AIM OF THE EXERCISE: Extract all data as written.
────────────────
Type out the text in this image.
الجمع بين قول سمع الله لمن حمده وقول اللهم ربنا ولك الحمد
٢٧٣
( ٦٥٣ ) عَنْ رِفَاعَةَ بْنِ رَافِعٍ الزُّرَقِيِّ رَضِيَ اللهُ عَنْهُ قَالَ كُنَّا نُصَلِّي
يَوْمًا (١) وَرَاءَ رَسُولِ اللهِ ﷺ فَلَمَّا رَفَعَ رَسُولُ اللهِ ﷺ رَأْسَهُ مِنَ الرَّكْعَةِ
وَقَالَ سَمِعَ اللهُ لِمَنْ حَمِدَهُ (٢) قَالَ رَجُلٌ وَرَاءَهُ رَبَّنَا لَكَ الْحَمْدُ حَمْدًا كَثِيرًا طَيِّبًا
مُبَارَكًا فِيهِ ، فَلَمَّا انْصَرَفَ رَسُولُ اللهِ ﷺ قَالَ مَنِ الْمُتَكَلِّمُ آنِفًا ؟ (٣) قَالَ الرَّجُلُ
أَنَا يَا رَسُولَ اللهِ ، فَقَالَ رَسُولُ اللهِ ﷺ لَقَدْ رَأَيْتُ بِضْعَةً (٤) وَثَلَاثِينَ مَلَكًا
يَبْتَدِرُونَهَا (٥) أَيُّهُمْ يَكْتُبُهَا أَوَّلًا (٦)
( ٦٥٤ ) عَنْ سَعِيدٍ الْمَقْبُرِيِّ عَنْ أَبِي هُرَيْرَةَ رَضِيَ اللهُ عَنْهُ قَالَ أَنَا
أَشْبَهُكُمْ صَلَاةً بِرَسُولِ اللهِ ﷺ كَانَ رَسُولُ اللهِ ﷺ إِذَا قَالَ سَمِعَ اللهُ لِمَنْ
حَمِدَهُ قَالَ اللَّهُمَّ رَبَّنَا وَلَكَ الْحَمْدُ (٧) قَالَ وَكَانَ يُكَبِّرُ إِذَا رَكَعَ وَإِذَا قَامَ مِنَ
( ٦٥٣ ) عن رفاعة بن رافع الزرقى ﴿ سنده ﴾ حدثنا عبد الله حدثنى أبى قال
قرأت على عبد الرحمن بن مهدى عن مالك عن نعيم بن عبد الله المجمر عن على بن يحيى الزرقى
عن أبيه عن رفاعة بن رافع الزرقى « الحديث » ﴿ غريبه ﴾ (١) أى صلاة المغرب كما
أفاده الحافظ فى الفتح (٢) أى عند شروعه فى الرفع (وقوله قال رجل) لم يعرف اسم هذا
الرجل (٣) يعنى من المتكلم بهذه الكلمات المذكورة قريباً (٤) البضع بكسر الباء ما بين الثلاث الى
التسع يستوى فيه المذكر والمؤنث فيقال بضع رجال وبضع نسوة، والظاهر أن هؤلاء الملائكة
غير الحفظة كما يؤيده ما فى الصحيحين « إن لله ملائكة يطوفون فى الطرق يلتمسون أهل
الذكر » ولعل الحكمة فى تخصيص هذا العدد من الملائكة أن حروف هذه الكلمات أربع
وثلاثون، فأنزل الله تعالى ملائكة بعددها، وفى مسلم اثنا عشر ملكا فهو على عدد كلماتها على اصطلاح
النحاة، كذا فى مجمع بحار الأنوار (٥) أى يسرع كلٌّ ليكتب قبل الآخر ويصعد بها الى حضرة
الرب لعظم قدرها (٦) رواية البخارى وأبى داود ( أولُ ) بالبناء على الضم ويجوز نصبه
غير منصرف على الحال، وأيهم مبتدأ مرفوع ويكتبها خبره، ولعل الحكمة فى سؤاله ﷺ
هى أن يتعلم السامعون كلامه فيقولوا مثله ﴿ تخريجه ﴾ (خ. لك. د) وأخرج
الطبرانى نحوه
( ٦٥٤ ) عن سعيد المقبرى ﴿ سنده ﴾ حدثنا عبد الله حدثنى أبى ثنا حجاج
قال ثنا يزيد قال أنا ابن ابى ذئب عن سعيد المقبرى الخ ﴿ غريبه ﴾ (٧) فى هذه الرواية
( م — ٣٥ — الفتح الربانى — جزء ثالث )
────────────────
SOLVED PROBLEM:
Type out the text in this image.
الجمع بين قول سمع الله لمن حمده وقول اللهم ربنا ولك الحمد
٢٧٣
( ٦٥٣ ) عَنْ رِفَاعَةَ بْنِ رَافِعٍ الزُّرَقِيِّ رَضِيَ اللهُ عَنْهُ قَالَ كُنَّا نُصَلِّي
يَوْمًا (١) وَرَاءَ رَسُولِ اللهِ ﷺ فَلَمَّا رَفَعَ رَسُولُ اللهِ ﷺ رَأْسَهُ مِنَ الرَّكْعَةِ
وَقَالَ سَمِعَ اللهُ لِمَنْ حَمِدَهُ (٢) قَالَ رَجُلٌ وَرَاءَهُ رَبَّنَا لَكَ الْحَمْدُ حَمْدًا كَثِيرًا طَيِّبًا
مُبَارَكًا فِيهِ ، فَلَمَّا انْصَرَفَ رَسُولُ اللهِ ﷺ قَالَ مَنِ الْمُتَكَلِّمُ آنِفًا ؟ (٣) قَالَ الرَّجُلُ
أَنَا يَا رَسُولَ اللهِ ، فَقَالَ رَسُولُ اللهِ ﷺ لَقَدْ رَأَيْتُ بِضْعَةً (٤) وَثَلَاثِينَ مَلَكًا
يَبْتَدِرُونَهَا (٥) أَيُّهُمْ يَكْتُبُهَا أَوَّلًا (٦)
( ٦٥٤ ) عَنْ سَعِيدٍ الْمَقْبُرِيِّ عَنْ أَبِي هُرَيْرَةَ رَضِيَ اللهُ عَنْهُ قَالَ أَنَا
أَشْبَهُكُمْ صَلَاةً بِرَسُولِ اللهِ ﷺ كَانَ رَسُولُ اللهِ ﷺ إِذَا قَالَ سَمِعَ اللهُ لِمَنْ
حَمِدَهُ قَالَ اللَّهُمَّ رَبَّنَا وَلَكَ الْحَمْدُ (٧) قَالَ وَكَانَ يُكَبِّرُ إِذَا رَكَعَ وَإِذَا قَامَ مِنَ
( ٦٥٣ ) عن رفاعة بن رافع الزرقى ﴿ سنده ﴾ حدثنا عبد الله حدثنى أبى قال
قرأت على عبد الرحمن بن مهدى عن مالك عن نعيم بن عبد الله المجمر عن على بن يحيى الزرقى
عن أبيه عن رفاعة بن رافع الزرقى « الحديث » ﴿ غريبه ﴾ (١) أى صلاة المغرب كما
أفاده الحافظ فى الفتح (٢) أى عند شروعه فى الرفع (وقوله قال رجل) لم يعرف اسم هذا
الرجل (٣) يعنى من المتكلم بهذه الكلمات المذكورة قريباً (٤) البضع بكسر الباء ما بين الثلاث الى
التسع يستوى فيه المذكر والمؤنث فيقال بضع رجال وبضع نسوة، والظاهر أن هؤلاء الملائكة
غير الحفظة كما يؤيده ما فى الصحيحين « إن لله ملائكة يطوفون فى الطرق يلتمسون أهل
الذكر » ولعل الحكمة فى تخصيص هذا العدد من الملائكة أن حروف هذه الكلمات أربع
وثلاثون، فأنزل الله تعالى ملائكة بعددها، وفى مسلم اثنا عشر ملكا فهو على عدد كلماتها على اصطلاح
النحاة، كذا فى مجمع بحار الأنوار (٥) أى يسرع كلٌّ ليكتب قبل الآخر ويصعد بها الى حضرة
الرب لعظم قدرها (٦) رواية البخارى وأبى داود ( أولُ ) بالبناء على الضم ويجوز نصبه
غير منصرف على الحال، وأيهم مبتدأ مرفوع ويكتبها خبره، ولعل الحكمة فى سؤاله ﷺ
هى أن يتعلم السامعون كلامه فيقولوا مثله ﴿ تخريجه ﴾ (خ. لك. د) وأخرج
الطبرانى نحوه
( ٦٥٤ ) عن سعيد المقبرى ﴿ سنده ﴾ حدثنا عبد الله حدثنى أبى ثنا حجاج
قال ثنا يزيد قال أنا ابن ابى ذئب عن سعيد المقبرى الخ ﴿ غريبه ﴾ (٧) فى هذه الرواية
( م — ٣٥ — الفتح الربانى — جزء ثالث )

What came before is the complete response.